_练习任务_.
1. 根据所给文本回答下列问题：
(a) 示例2中，words包含哪两个单词？
(b) "思路"部分以"barfoothefoobarman"为例时，目标单词的长度是多少？
(c) 代码中用哪个变量来记录当前字符串中单词的数量？
2. 将所给文本中从"You are given"到"is fine too."的部分重写一遍，并把其中的"concatenation"改为"combination"。

_所给文本_.
30. Substring with Concatenation of All Words

Leetcode Hash Table Two Pointers String

题目¶

You are given a string, s, and a list of words, words, that are all of the same length. Find all starting indices of substring(s) in s that is a concatenation of each word in words exactly once and without any intervening characters.

Example 1:

Input:
  s = "barfoothefoobarman",
  words = ["foo","bar"]
Output: [0,9]
Explanation: Substrings starting at index 0 and 9 are "barfoor" and "foobar" respectively.
The output order does not matter, returning [9,0] is fine too.

Example 2:

Input:
  s = "wordgoodstudentgoodword",
  words = ["word","student"]
Output: []

思路¶

因为words中的单词可能有重复，所以要有一个dict来记录一下每个字符串的数目。然后在遍历原字符串的时候，只需要遍历单词的长度次即可，如"barfoothefoobarman"，因为目标单词的长度为3，所以只需遍历：

'bar' | 'foo' | 'the' | 'foo' | 'bar' | 'man' 'arf' | 'oot' | 'hef' | 'oob' | 'arm' 'rfo' | 'oth' | 'efo' | 'oba' | 'rma'

在遍历时，需要两个指针，一个用来标记子字符串的开始，另一个用来标记子字符串的结束。再用一个dict来记录当前字符串中单词的数量，如果下一个单词不在words中，那么清空该dict，把前指针直接跳到后指针处；如果在words中，那么相应的键值要加一，此时如果那个单词的数量超过了目标中的数目，那么前指针要不断后移直到吐出一个那个单词。通过前后指针之差是否等于所有目标单词长度之和来判断是否有目标子字符串。

def findSubstring(self, s, words):
    """
    :type s: str
    :type words: List[str]
    :rtype: List[int]
    """
    s_length = len(s)
    word_num = len(words)
    word_length = len(words[0])
    words_length = word_num * word_length
    result = []
    words_dict = {}

    for word in words:
        if word in words_dict:
            words_dict[word] = words_dict[word] + 1
        else:
            words_dict[word] = 1

    for i in range(word_length):
        # 两个指针，left, right:
        # 一个用来标记子字符串的开始，另一个用来标记子字符串的结束
        left = i
        right = i

        # curr_dict 记录当前字符串中单词的数量
        curr_dict = {}
        while right + word_length <= s_length:
            word = s[right: right + word_length] # 取出单词
            right += word_length
            # 如果在words中，那么相应的键值要加1
            # 此时如果那个单词的数量超过了目标中的数目，那么左指针要不断后移直到吐出一个那个单词。

_所给材料_.

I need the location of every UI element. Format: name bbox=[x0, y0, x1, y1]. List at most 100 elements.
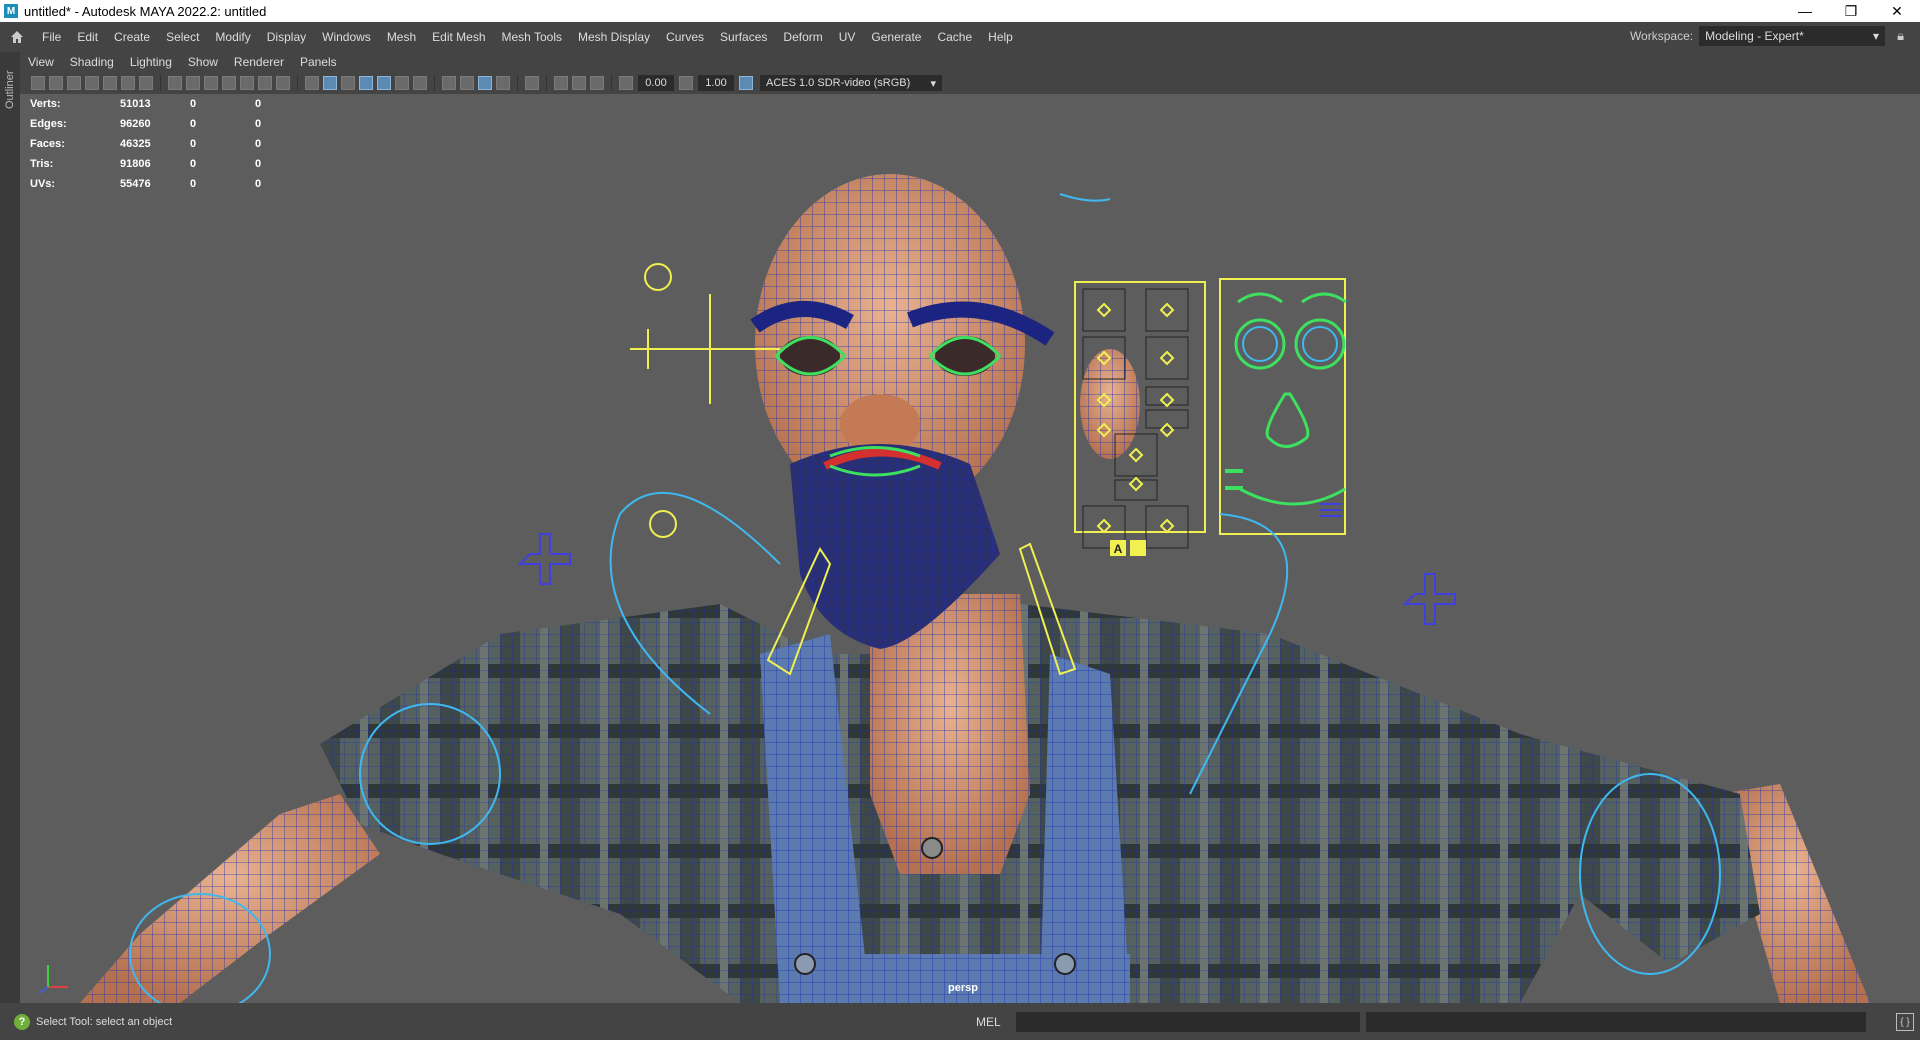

_参考答案_.
1.
(a) "word"和"student"。
(b) 3。
(c) curr_dict。

2.
You are given a string, s, and a list of words, words, that are all of the same length. Find all starting indices of substring(s) in s that is a combination of each word in words exactly once and without any intervening characters.

Example 1:

Input:
  s = "barfoothefoobarman",
  words = ["foo","bar"]
Output: [0,9]
Explanation: Substrings starting at index 0 and 9 are "barfoor" and "foobar" respectively.
The output order does not matter, returning [9,0] is fine too.